Verilen metin
○ ○ ○ ○

Bel fıtıklarının yüzde 99'una ameliyatsız tedavi - Gaziantep Haberleri
Fizik Tedavi ve Rehabilitasyon Uzmanı Doç. Dr. İrfan Koca, bel ve boyun fıtıklarında cerrahi müdahalenin en son tercih edilmesi gereken bir tedavi seçeneği olduğunu belirterek, bel ve boyun fıtıklarının yüzde 99'unun ameliyatsız bir şekilde tedavi edilebileceğini söyledi.
16 Ocak 2019 15:13
'Ameliyata gerek yok'
Dayanılmaz ağrılara yol açan bel ve boyun fıtığından bıçak altına yatmadan, ameliyatsız bir şekilde kurtulmanın mümkün olduğunu belirten Koca, omurga kaslarının zayıf olması, aşırı kilo, ağır yük kaldırma, hareketsizlik ve duruş bozukluğu gibi nedenlerden kaynaklanan bel ağrılarının tedavisinde çoğunlukla ameliyata gerek olmadığını ifade etti.

○ ○ ○ ○

Alıştırma verileri
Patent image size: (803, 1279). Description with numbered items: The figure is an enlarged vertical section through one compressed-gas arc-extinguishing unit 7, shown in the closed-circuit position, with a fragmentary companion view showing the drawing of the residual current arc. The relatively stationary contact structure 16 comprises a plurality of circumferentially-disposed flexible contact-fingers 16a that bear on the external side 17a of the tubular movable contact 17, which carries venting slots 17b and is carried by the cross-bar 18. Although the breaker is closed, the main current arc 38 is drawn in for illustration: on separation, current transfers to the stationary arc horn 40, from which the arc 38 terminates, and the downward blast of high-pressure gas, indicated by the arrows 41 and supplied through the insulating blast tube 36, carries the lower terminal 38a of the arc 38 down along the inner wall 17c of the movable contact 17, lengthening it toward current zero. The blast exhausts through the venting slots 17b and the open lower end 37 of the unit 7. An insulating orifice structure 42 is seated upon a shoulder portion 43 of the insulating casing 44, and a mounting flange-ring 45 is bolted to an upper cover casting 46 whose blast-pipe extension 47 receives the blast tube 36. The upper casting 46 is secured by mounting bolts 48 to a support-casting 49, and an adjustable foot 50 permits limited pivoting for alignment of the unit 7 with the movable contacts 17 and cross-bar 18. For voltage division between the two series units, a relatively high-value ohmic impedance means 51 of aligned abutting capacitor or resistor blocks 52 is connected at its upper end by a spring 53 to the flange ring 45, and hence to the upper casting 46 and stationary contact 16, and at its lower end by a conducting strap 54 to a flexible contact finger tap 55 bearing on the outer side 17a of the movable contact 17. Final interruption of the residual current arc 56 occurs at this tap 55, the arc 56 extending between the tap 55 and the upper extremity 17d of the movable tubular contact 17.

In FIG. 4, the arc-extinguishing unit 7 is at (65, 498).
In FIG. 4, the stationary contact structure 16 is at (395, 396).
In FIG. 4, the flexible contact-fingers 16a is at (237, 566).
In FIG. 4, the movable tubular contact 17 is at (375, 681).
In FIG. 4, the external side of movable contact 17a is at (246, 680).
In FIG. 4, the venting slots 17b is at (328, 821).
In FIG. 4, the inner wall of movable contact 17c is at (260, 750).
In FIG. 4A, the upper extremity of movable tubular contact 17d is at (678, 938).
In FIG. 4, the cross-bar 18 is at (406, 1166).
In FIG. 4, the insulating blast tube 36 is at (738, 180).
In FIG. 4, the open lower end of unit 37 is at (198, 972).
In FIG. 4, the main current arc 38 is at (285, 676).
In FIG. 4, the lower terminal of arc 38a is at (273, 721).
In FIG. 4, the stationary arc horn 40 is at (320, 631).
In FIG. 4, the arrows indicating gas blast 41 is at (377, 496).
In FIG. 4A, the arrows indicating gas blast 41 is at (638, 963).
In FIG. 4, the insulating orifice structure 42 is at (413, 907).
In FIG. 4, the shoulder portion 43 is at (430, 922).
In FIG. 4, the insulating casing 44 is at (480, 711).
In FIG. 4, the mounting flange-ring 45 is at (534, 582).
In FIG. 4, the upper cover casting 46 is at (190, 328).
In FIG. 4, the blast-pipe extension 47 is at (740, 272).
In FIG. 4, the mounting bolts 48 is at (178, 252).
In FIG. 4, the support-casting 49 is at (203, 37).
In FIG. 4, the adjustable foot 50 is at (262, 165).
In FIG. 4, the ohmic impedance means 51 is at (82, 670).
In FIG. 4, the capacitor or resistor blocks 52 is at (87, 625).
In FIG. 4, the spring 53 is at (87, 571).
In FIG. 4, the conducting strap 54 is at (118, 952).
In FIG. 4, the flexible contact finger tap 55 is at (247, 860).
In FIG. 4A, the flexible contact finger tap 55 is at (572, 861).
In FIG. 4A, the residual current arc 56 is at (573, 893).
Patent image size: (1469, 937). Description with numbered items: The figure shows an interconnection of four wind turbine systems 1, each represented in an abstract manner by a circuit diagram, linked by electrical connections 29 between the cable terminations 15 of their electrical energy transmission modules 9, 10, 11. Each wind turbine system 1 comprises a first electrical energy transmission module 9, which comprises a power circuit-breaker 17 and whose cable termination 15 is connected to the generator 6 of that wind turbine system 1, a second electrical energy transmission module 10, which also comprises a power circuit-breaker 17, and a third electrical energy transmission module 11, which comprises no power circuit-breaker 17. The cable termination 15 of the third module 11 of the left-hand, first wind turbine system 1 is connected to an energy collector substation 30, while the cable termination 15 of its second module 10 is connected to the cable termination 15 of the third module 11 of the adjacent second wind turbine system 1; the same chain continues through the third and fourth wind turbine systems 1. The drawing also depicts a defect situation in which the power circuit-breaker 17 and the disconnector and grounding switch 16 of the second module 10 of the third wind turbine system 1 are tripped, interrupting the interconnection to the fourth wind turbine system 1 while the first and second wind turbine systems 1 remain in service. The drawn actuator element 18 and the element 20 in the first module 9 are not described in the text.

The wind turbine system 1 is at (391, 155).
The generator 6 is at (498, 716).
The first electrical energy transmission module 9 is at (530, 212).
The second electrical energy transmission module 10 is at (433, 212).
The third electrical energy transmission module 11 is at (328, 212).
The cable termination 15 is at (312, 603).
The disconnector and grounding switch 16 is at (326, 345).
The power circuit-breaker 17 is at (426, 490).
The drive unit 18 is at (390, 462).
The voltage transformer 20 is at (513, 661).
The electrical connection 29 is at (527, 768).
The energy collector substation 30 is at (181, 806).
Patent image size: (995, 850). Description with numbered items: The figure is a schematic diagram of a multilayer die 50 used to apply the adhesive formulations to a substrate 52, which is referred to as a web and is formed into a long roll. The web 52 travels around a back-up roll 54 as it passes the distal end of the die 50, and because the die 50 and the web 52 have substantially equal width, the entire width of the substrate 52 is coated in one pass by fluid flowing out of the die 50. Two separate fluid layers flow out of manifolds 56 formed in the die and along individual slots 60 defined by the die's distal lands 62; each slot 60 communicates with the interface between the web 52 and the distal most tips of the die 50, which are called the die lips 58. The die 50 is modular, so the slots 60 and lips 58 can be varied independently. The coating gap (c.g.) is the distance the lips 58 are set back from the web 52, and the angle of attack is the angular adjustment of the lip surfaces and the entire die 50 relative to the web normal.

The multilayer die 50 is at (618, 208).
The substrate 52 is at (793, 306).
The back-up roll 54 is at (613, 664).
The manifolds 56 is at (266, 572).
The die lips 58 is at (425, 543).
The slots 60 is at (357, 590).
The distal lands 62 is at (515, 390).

○ ○ ○ ○

Yönergeler
**1)** Bel fıtığı haberini "Bel fıtıklarının yüzde" ifadesinden "olmadığını ifade etti." ifadesine kadar (bu ifade dahil), "omurga kaslarının" yerine "sırt kaslarının" koyarak güncelleyip yeniden yazar mısın?
**2)** Bel fıtığı haberine göre Doç. Dr. İrfan Koca hangi alanda uzmandır?
Liste, bel fıtığı haberinden bağımsız, ayrı bir malzemedir.

Beklenen sonuçlar
**1)**
Bel fıtıklarının yüzde 99'una ameliyatsız tedavi - Gaziantep Haberleri
Fizik Tedavi ve Rehabilitasyon Uzmanı Doç. Dr. İrfan Koca, bel ve boyun fıtıklarında cerrahi müdahalenin en son tercih edilmesi gereken bir tedavi seçeneği olduğunu belirterek, bel ve boyun fıtıklarının yüzde 99'unun ameliyatsız bir şekilde tedavi edilebileceğini söyledi.
16 Ocak 2019 15:13
'Ameliyata gerek yok'
Dayanılmaz ağrılara yol açan bel ve boyun fıtığından bıçak altına yatmadan, ameliyatsız bir şekilde kurtulmanın mümkün olduğunu belirten Koca, sırt kaslarının zayıf olması, aşırı kilo, ağır yük kaldırma, hareketsizlik ve duruş bozukluğu gibi nedenlerden kaynaklanan bel ağrılarının tedavisinde çoğunlukla ameliyata gerek olmadığını ifade etti.

**2)** Fizik Tedavi ve Rehabilitasyon